Provided entries —
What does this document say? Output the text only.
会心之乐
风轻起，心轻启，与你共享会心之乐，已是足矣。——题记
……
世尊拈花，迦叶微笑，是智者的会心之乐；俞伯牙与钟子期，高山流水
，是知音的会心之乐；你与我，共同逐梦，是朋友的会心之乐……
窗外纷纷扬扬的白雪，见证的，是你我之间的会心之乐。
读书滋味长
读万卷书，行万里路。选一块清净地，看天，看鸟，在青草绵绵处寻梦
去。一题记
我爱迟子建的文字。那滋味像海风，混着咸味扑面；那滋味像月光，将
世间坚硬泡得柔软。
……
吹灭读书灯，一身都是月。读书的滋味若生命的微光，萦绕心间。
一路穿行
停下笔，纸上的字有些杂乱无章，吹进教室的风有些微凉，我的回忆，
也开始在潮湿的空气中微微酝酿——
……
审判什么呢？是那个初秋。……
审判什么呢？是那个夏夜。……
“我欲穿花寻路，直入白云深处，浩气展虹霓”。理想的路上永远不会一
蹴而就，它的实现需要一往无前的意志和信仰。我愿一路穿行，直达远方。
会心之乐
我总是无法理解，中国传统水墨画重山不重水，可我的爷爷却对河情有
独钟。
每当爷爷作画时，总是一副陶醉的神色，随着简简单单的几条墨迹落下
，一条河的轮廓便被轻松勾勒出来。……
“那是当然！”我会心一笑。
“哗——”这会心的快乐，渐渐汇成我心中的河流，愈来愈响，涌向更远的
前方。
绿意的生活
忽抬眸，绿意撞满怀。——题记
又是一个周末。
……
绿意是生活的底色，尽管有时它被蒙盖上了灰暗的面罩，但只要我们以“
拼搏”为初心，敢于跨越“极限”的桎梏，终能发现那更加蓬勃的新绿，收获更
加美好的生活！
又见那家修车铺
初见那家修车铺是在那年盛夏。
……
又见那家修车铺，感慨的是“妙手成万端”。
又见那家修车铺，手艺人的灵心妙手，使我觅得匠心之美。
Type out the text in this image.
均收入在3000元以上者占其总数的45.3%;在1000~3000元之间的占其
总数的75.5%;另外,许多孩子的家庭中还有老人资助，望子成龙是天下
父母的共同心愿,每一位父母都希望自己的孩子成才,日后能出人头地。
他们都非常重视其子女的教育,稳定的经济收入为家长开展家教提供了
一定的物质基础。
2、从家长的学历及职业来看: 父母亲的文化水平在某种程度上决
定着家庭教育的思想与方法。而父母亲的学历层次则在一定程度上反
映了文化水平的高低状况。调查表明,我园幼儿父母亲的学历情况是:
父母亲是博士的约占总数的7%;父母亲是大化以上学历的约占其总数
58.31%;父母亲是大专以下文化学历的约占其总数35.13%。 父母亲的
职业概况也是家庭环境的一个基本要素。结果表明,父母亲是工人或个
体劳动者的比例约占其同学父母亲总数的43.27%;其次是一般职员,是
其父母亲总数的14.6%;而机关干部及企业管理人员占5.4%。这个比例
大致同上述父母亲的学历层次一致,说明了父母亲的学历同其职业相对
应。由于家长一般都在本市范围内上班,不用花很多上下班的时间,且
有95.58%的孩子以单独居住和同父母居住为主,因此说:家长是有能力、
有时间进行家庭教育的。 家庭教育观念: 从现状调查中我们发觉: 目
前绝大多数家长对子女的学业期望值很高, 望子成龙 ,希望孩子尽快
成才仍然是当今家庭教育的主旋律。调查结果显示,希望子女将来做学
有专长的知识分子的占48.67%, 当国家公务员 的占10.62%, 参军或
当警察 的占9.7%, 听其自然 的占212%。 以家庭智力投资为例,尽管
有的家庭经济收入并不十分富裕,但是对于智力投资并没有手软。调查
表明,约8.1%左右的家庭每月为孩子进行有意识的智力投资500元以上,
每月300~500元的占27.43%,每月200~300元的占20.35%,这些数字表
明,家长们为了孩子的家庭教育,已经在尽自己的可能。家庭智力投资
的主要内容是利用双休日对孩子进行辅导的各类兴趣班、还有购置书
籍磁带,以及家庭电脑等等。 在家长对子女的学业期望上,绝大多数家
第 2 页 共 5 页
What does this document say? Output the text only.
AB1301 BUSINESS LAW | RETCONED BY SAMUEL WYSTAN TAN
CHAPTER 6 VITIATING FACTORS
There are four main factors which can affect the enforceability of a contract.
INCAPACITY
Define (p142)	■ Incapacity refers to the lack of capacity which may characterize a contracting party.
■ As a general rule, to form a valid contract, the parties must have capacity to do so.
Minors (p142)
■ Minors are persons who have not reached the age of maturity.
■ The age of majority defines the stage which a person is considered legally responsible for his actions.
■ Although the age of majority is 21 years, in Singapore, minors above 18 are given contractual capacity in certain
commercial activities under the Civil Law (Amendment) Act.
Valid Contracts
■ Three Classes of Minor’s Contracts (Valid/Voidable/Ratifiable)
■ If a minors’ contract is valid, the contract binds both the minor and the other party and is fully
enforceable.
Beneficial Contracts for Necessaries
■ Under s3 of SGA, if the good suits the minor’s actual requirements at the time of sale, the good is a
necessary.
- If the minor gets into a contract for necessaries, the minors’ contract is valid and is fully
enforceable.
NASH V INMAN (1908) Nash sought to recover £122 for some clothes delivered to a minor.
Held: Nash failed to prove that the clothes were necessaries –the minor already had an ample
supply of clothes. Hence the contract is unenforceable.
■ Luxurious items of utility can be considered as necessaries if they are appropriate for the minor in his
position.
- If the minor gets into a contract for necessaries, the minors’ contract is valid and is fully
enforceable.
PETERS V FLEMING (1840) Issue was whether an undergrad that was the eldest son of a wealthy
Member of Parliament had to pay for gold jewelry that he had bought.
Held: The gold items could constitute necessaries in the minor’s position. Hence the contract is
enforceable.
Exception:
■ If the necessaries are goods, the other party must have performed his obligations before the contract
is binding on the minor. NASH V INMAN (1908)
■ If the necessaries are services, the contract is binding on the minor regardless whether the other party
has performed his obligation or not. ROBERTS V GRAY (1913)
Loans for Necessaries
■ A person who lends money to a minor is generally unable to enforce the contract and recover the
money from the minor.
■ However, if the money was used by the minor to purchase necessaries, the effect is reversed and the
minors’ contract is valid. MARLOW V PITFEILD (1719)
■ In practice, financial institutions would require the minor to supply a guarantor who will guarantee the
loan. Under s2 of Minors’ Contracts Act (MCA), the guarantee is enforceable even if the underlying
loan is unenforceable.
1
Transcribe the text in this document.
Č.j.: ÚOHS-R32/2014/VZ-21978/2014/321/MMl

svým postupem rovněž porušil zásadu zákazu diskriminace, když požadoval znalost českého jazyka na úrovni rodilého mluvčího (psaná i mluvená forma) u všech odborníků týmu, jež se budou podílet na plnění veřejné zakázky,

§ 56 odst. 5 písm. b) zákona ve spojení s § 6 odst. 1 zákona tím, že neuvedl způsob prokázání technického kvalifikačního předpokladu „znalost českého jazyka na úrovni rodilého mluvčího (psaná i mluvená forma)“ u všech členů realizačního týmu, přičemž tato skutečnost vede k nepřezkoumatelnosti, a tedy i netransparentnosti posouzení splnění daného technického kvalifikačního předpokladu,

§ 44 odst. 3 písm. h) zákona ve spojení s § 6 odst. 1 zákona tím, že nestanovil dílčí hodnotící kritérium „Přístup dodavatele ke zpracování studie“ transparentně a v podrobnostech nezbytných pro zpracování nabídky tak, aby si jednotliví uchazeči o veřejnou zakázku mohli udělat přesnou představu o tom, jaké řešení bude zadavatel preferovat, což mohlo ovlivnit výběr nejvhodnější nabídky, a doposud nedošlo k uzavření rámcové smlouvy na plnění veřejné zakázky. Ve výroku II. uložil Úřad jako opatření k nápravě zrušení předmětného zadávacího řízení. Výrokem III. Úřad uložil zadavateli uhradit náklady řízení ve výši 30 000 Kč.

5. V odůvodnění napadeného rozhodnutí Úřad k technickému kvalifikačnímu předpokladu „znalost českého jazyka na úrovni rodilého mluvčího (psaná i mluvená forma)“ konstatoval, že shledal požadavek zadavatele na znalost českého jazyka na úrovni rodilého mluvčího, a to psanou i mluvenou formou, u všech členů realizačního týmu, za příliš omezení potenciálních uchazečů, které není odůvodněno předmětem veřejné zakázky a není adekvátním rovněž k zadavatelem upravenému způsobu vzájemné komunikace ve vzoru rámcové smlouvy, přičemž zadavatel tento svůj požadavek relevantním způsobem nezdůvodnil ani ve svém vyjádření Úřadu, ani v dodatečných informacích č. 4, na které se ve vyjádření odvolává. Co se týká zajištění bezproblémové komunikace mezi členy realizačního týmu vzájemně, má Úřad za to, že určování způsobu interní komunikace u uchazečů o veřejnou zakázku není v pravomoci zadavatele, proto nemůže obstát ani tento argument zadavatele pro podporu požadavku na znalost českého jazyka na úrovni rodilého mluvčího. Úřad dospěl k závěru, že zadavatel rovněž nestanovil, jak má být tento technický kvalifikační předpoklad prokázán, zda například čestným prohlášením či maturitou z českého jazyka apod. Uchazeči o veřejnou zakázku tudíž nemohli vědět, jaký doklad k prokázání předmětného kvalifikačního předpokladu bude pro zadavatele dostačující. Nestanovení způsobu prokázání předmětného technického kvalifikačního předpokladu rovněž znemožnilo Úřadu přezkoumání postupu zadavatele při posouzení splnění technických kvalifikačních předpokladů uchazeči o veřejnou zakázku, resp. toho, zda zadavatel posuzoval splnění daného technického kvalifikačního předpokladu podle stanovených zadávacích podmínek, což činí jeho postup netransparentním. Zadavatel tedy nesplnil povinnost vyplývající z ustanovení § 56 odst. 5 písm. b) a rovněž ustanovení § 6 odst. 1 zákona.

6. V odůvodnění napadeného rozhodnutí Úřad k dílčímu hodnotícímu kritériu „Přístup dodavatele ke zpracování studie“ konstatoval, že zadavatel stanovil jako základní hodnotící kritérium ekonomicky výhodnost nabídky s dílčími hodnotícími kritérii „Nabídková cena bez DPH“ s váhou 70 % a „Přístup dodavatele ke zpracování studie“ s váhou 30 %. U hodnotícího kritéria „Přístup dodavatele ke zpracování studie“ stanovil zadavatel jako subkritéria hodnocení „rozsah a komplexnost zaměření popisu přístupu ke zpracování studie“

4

Task instructions —
Find how many lines in the listing hold "又见那家修车铺", and reply with that number only.

Task result —
3